[start]

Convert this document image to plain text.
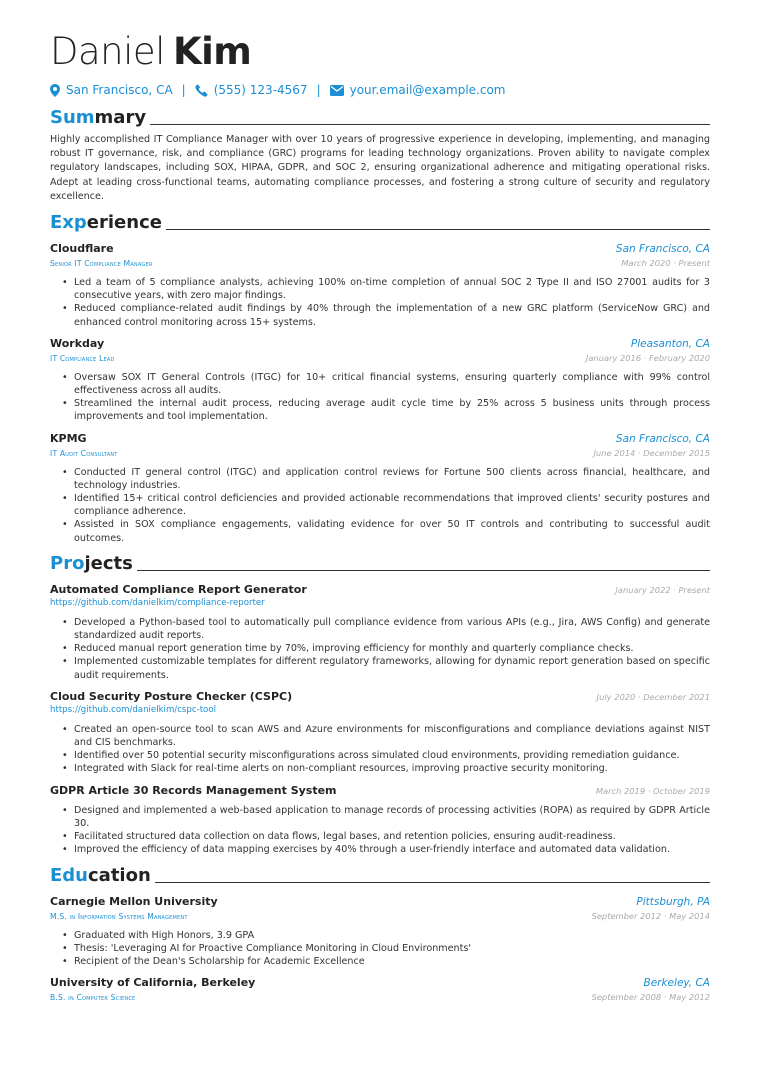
Daniel Kim
San Francisco, CA | (555) 123-4567 | your.email@example.com
Summary
Highly accomplished IT Compliance Manager with over 10 years of progressive experience in developing, implementing, and managing robust IT governance, risk, and compliance (GRC) programs for leading technology organizations. Proven ability to navigate complex regulatory landscapes, including SOX, HIPAA, GDPR, and SOC 2, ensuring organizational adherence and mitigating operational risks. Adept at leading cross-functional teams, automating compliance processes, and fostering a strong culture of security and regulatory excellence.
Experience
Cloudflare	San Francisco, CA
Senior IT Compliance Manager	March 2020 · Present
• Led a team of 5 compliance analysts, achieving 100% on-time completion of annual SOC 2 Type II and ISO 27001 audits for 3 consecutive years, with zero major findings.
• Reduced compliance-related audit findings by 40% through the implementation of a new GRC platform (ServiceNow GRC) and enhanced control monitoring across 15+ systems.
Workday	Pleasanton, CA
IT Compliance Lead	January 2016 · February 2020
• Oversaw SOX IT General Controls (ITGC) for 10+ critical financial systems, ensuring quarterly compliance with 99% control effectiveness across all audits.
• Streamlined the internal audit process, reducing average audit cycle time by 25% across 5 business units through process improvements and tool implementation.
KPMG	San Francisco, CA
IT Audit Consultant	June 2014 · December 2015
• Conducted IT general control (ITGC) and application control reviews for Fortune 500 clients across financial, healthcare, and technology industries.
• Identified 15+ critical control deficiencies and provided actionable recommendations that improved clients' security postures and compliance adherence.
• Assisted in SOX compliance engagements, validating evidence for over 50 IT controls and contributing to successful audit outcomes.
Projects
Automated Compliance Report Generator	January 2022 · Present
https://github.com/danielkim/compliance-reporter
• Developed a Python-based tool to automatically pull compliance evidence from various APIs (e.g., Jira, AWS Config) and generate standardized audit reports.
• Reduced manual report generation time by 70%, improving efficiency for monthly and quarterly compliance checks.
• Implemented customizable templates for different regulatory frameworks, allowing for dynamic report generation based on specific audit requirements.
Cloud Security Posture Checker (CSPC)	July 2020 · December 2021
https://github.com/danielkim/cspc-tool
• Created an open-source tool to scan AWS and Azure environments for misconfigurations and compliance deviations against NIST and CIS benchmarks.
• Identified over 50 potential security misconfigurations across simulated cloud environments, providing remediation guidance.
• Integrated with Slack for real-time alerts on non-compliant resources, improving proactive security monitoring.
GDPR Article 30 Records Management System	March 2019 · October 2019
• Designed and implemented a web-based application to manage records of processing activities (ROPA) as required by GDPR Article 30.
• Facilitated structured data collection on data flows, legal bases, and retention policies, ensuring audit-readiness.
• Improved the efficiency of data mapping exercises by 40% through a user-friendly interface and automated data validation.
Education
Carnegie Mellon University	Pittsburgh, PA
M.S. in Information Systems Management	September 2012 · May 2014
• Graduated with High Honors, 3.9 GPA
• Thesis: 'Leveraging AI for Proactive Compliance Monitoring in Cloud Environments'
• Recipient of the Dean's Scholarship for Academic Excellence
University of California, Berkeley	Berkeley, CA
B.S. in Computer Science	September 2008 · May 2012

[end]

Goal: From the entries, copy out each line containing the word "ensuring".

Expected answer:
Highly accomplished IT Compliance Manager with over 10 years of progressive experience in developing, implementing, and managing robust IT governance, risk, and compliance (GRC) programs for leading technology organizations. Proven ability to navigate complex regulatory landscapes, including SOX, HIPAA, GDPR, and SOC 2, ensuring organizational adherence and mitigating operational risks. Adept at leading cross-functional teams, automating compliance processes, and fostering a strong culture of security and regulatory excellence.
• Oversaw SOX IT General Controls (ITGC) for 10+ critical financial systems, ensuring quarterly compliance with 99% control effectiveness across all audits.
• Facilitated structured data collection on data flows, legal bases, and retention policies, ensuring audit-readiness.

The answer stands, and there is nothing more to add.